*Instructions for the task*
Send each entry back exactly as given, pictures excluded.

○ ○ ○ ○ ○

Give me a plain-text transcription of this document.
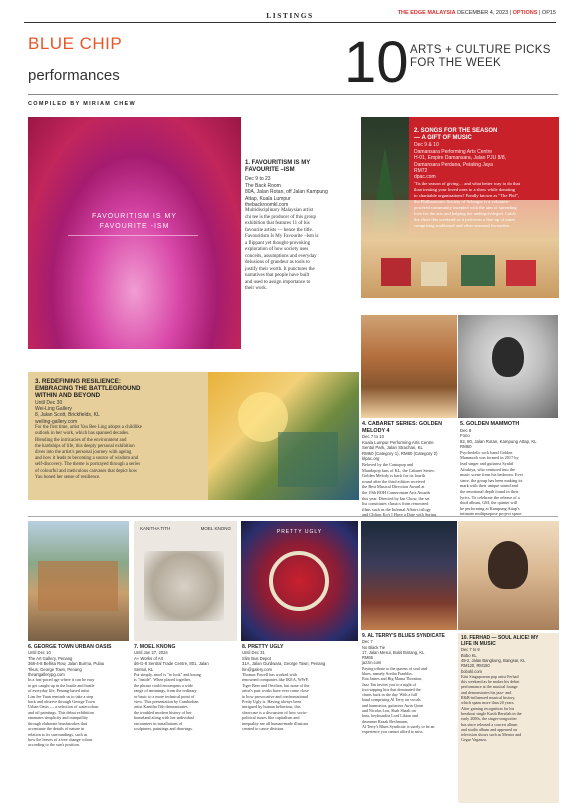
LISTINGS	THE EDGE MALAYSIA DECEMBER 4, 2023 | OPTIONS | OP15
BLUE CHIP
performances	10 ARTS + CULTURE PICKS
FOR THE WEEK
COMPILED BY MIRIAM CHEW
FAVOURITISM IS MY
FAVOURITE -ISM
1. FAVOURITISM IS MY
FAVOURITE –ISM
Dec 9 to 23
The Back Room
80A, Jalan Rotan, off Jalan Kampung
Attap, Kuala Lumpur
thebackroomkl.com
Multidisciplinary Malaysian artist
chi tee is the producer of this group
exhibition that features 11 of his
favourite artists — hence the title.
Favouritism Is My Favourite –Ism is
a flippant yet thought-provoking
exploration of how society uses
conceits, assumptions and everyday
delusions of grandeur as tools to
justify their worth. It punctures the
narratives that people have built
and used to assign importance to
their work.
2. SONGS FOR THE SEASON
— A GIFT OF MUSIC
Dec 9 & 10
Damansara Performing Arts Centre
H-01, Empire Damansara, Jalan PJU 8/8,
Damansara Perdana, Petaling Jaya
RM72
dpac.com
'Tis the season of giving… and what better way to do that
than treating your loved ones to a show while donating
to charitable organisations? Fondly known as "The Phil",
the Philharmonic Society of Selangor is a volunteer-
powered community incepted with the aim of spreading
love for the arts and helping the underprivileged. Catch
the choir this weekend as it performs a line-up of tunes
comprising traditional and other seasonal favourites.
3. REDEFINING RESILIENCE:
EMBRACING THE BATTLEGROUND
WITHIN AND BEYOND
Until Dec 30
Wei-Ling Gallery
8, Jalan Scott, Brickfields, KL
weiling-gallery.com
For the first time, artist Yau Bee Ling adopts a childlike
outlook in her work, which has spanned decades.
Blending the intricacies of the environment and
the hardships of life, this deeply personal exhibition
dives into the artist's personal journey with ageing
and how it leads to becoming a source of wisdom and
self-discovery. The theme is portrayed through a series
of colourful and meticulous canvases that depict how
Yau honed her sense of resilience.
4. CABARET SERIES: GOLDEN
MELODY 4
Dec 7 to 10
Kuala Lumpur Performing Arts Centre
Sentul Park, Jalan Strachan, KL
RM60 (Category 1), RM80 (Category 2)
klpac.org
Beloved by the Cantopop and
Mandopop fans of KL, the Cabaret Series:
Golden Melody is back for its fourth
round after the third edition received
the Best Musical Direction Award at
the 19th BOH Cameronian Arts Awards
this year. Directed by Ian Chow, the set
list constitutes classics from renowned
films such as the Infernal Affairs trilogy
and Clifton Ko's I Have a Date with Spring.
5. GOLDEN MAMMOTH
Dec 8
Fono
82, 80, Jalan Rotan, Kampung Attap, KL
RM60
Psychedelic rock band Golden
Mammoth was formed in 2017 by
lead singer and guitarist Syahil
Afrakiya, who ventured into the
music scene from his bedroom. Ever
since, the group has been making its
mark with their unique sound and
the emotional depth found in their
lyrics. To celebrate the release of a
third album, GM, the quintet will
be performing at Kampung Attap's
intimate multipurpose project space.
6. GEORGE TOWN URBAN OASIS
Until Dec 10
The Art Gallery, Penang
368-4-8 Bellisa Row, Jalan Burma, Pulau
Tikus, George Town, Penang
theartgallerypg.com
In a fast-paced age where it can be easy
to get caught up in the hustle and bustle
of everyday life, Penang-based artist
Lim Jee Yuan reminds us to take a step
back and observe through George Town
Urban Oasis — a selection of watercolour
and oil paintings. This debut exhibition
emanates simplicity and tranquillity
through elaborate brushstrokes that
accentuate the details of nature in
relation to its surroundings, such as
how the leaves of a tree change colour
according to the sun's position.
KANITHA TITH	MOEL KNONG
7. MOEL KNONG
Until Jan 27, 2024
A+ Works of Art
d6-G-8 Sentral Trade Centre, 801, Jalan
Sentul, KL
Put simply, moel is "to look" and knong
is "inside". When placed together,
the phrase could encompass a wide
range of meanings, from the ordinary
or basic to a more technical point of
view. This presentation by Cambodian
artist Kanitha Tith demonstrates
the troubled modern history of her
homeland along with her individual
encounters in installations of
sculptures, paintings and drawings.
PRETTY UGLY
8. PRETTY UGLY
Until Dec 31
Slim Bus Depot
31A, Jalan Gurdwara, George Town, Penang
hin@galery.com
Thomas Powell has worked with
renowned companies like IKEA, WWF,
Tiger Beer and Ortelion, but none of the
artist's past works have ever come close
to how provocative and confrontational
Pretty Ugly is. Having always been
intrigued by human behaviour, this
showcase is a discussion of how socio-
political issues like capitalism and
inequality are all human-made illusions
created to cause division.
9. AL TERRY'S BLUES SYNDICATE
Dec 7
No Black Tie
17, Jalan Mesui, Bukit Bintang, KL
RM65
jazzin.com
Paying tribute to the queens of soul and
blues, namely Aretha Franklin,
Etta James and Big Mama Thornton,
Jazz Tan invites you to a night of
foot-tapping hits that dominated the
charts back in the day. With a full
band comprising Al Terry on vocals
and harmonica, guitarists Awin Qorni
and Nicolas Lou, Shah Shazli on
bass, keyboardist Lord Liktan and
drummer Razak Bechmann,
Al Terry's Blues Syndicate is surely to be an
experience you cannot afford to miss.
10. FERHAD — SOUL ALICE! MY
LIFE IN MUSIC
Dec 7 to 9
Bobo KL
49-2, Jalan Bangkung, Bangsar, KL
RM120, RM150
bobokl.com
Kini Singaporean pop artist Ferhad
this weekend as he makes his debut
performance at the musical lounge
and demonstrates his jazz- and
R&B-influenced musical history,
which spans more than 20 years.
After gaining recognition for his
breakout single Kasih Bersilah in the
early 2000s, the singer-songwriter
has since released a concert album
and studio album and appeared on
television shows such as Mentor and
Gegar Vaganza.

○ ○ ○ ○ ○

*Solution to this exercise*
Give me a plain-text transcription of this document.
LISTINGS	THE EDGE MALAYSIA DECEMBER 4, 2023 | OPTIONS | OP15
BLUE CHIP
performances	10 ARTS + CULTURE PICKS
FOR THE WEEK
COMPILED BY MIRIAM CHEW
FAVOURITISM IS MY
FAVOURITE -ISM
1. FAVOURITISM IS MY
FAVOURITE –ISM
Dec 9 to 23
The Back Room
80A, Jalan Rotan, off Jalan Kampung
Attap, Kuala Lumpur
thebackroomkl.com
Multidisciplinary Malaysian artist
chi tee is the producer of this group
exhibition that features 11 of his
favourite artists — hence the title.
Favouritism Is My Favourite –Ism is
a flippant yet thought-provoking
exploration of how society uses
conceits, assumptions and everyday
delusions of grandeur as tools to
justify their worth. It punctures the
narratives that people have built
and used to assign importance to
their work.
2. SONGS FOR THE SEASON
— A GIFT OF MUSIC
Dec 9 & 10
Damansara Performing Arts Centre
H-01, Empire Damansara, Jalan PJU 8/8,
Damansara Perdana, Petaling Jaya
RM72
dpac.com
'Tis the season of giving… and what better way to do that
than treating your loved ones to a show while donating
to charitable organisations? Fondly known as "The Phil",
the Philharmonic Society of Selangor is a volunteer-
powered community incepted with the aim of spreading
love for the arts and helping the underprivileged. Catch
the choir this weekend as it performs a line-up of tunes
comprising traditional and other seasonal favourites.
3. REDEFINING RESILIENCE:
EMBRACING THE BATTLEGROUND
WITHIN AND BEYOND
Until Dec 30
Wei-Ling Gallery
8, Jalan Scott, Brickfields, KL
weiling-gallery.com
For the first time, artist Yau Bee Ling adopts a childlike
outlook in her work, which has spanned decades.
Blending the intricacies of the environment and
the hardships of life, this deeply personal exhibition
dives into the artist's personal journey with ageing
and how it leads to becoming a source of wisdom and
self-discovery. The theme is portrayed through a series
of colourful and meticulous canvases that depict how
Yau honed her sense of resilience.
4. CABARET SERIES: GOLDEN
MELODY 4
Dec 7 to 10
Kuala Lumpur Performing Arts Centre
Sentul Park, Jalan Strachan, KL
RM60 (Category 1), RM80 (Category 2)
klpac.org
Beloved by the Cantopop and
Mandopop fans of KL, the Cabaret Series:
Golden Melody is back for its fourth
round after the third edition received
the Best Musical Direction Award at
the 19th BOH Cameronian Arts Awards
this year. Directed by Ian Chow, the set
list constitutes classics from renowned
films such as the Infernal Affairs trilogy
and Clifton Ko's I Have a Date with Spring.
5. GOLDEN MAMMOTH
Dec 8
Fono
82, 80, Jalan Rotan, Kampung Attap, KL
RM60
Psychedelic rock band Golden
Mammoth was formed in 2017 by
lead singer and guitarist Syahil
Afrakiya, who ventured into the
music scene from his bedroom. Ever
since, the group has been making its
mark with their unique sound and
the emotional depth found in their
lyrics. To celebrate the release of a
third album, GM, the quintet will
be performing at Kampung Attap's
intimate multipurpose project space.
6. GEORGE TOWN URBAN OASIS
Until Dec 10
The Art Gallery, Penang
368-4-8 Bellisa Row, Jalan Burma, Pulau
Tikus, George Town, Penang
theartgallerypg.com
In a fast-paced age where it can be easy
to get caught up in the hustle and bustle
of everyday life, Penang-based artist
Lim Jee Yuan reminds us to take a step
back and observe through George Town
Urban Oasis — a selection of watercolour
and oil paintings. This debut exhibition
emanates simplicity and tranquillity
through elaborate brushstrokes that
accentuate the details of nature in
relation to its surroundings, such as
how the leaves of a tree change colour
according to the sun's position.
KANITHA TITH	MOEL KNONG
7. MOEL KNONG
Until Jan 27, 2024
A+ Works of Art
d6-G-8 Sentral Trade Centre, 801, Jalan
Sentul, KL
Put simply, moel is "to look" and knong
is "inside". When placed together,
the phrase could encompass a wide
range of meanings, from the ordinary
or basic to a more technical point of
view. This presentation by Cambodian
artist Kanitha Tith demonstrates
the troubled modern history of her
homeland along with her individual
encounters in installations of
sculptures, paintings and drawings.
PRETTY UGLY
8. PRETTY UGLY
Until Dec 31
Slim Bus Depot
31A, Jalan Gurdwara, George Town, Penang
hin@galery.com
Thomas Powell has worked with
renowned companies like IKEA, WWF,
Tiger Beer and Ortelion, but none of the
artist's past works have ever come close
to how provocative and confrontational
Pretty Ugly is. Having always been
intrigued by human behaviour, this
showcase is a discussion of how socio-
political issues like capitalism and
inequality are all human-made illusions
created to cause division.
9. AL TERRY'S BLUES SYNDICATE
Dec 7
No Black Tie
17, Jalan Mesui, Bukit Bintang, KL
RM65
jazzin.com
Paying tribute to the queens of soul and
blues, namely Aretha Franklin,
Etta James and Big Mama Thornton,
Jazz Tan invites you to a night of
foot-tapping hits that dominated the
charts back in the day. With a full
band comprising Al Terry on vocals
and harmonica, guitarists Awin Qorni
and Nicolas Lou, Shah Shazli on
bass, keyboardist Lord Liktan and
drummer Razak Bechmann,
Al Terry's Blues Syndicate is surely to be an
experience you cannot afford to miss.
10. FERHAD — SOUL ALICE! MY
LIFE IN MUSIC
Dec 7 to 9
Bobo KL
49-2, Jalan Bangkung, Bangsar, KL
RM120, RM150
bobokl.com
Kini Singaporean pop artist Ferhad
this weekend as he makes his debut
performance at the musical lounge
and demonstrates his jazz- and
R&B-influenced musical history,
which spans more than 20 years.
After gaining recognition for his
breakout single Kasih Bersilah in the
early 2000s, the singer-songwriter
has since released a concert album
and studio album and appeared on
television shows such as Mentor and
Gegar Vaganza.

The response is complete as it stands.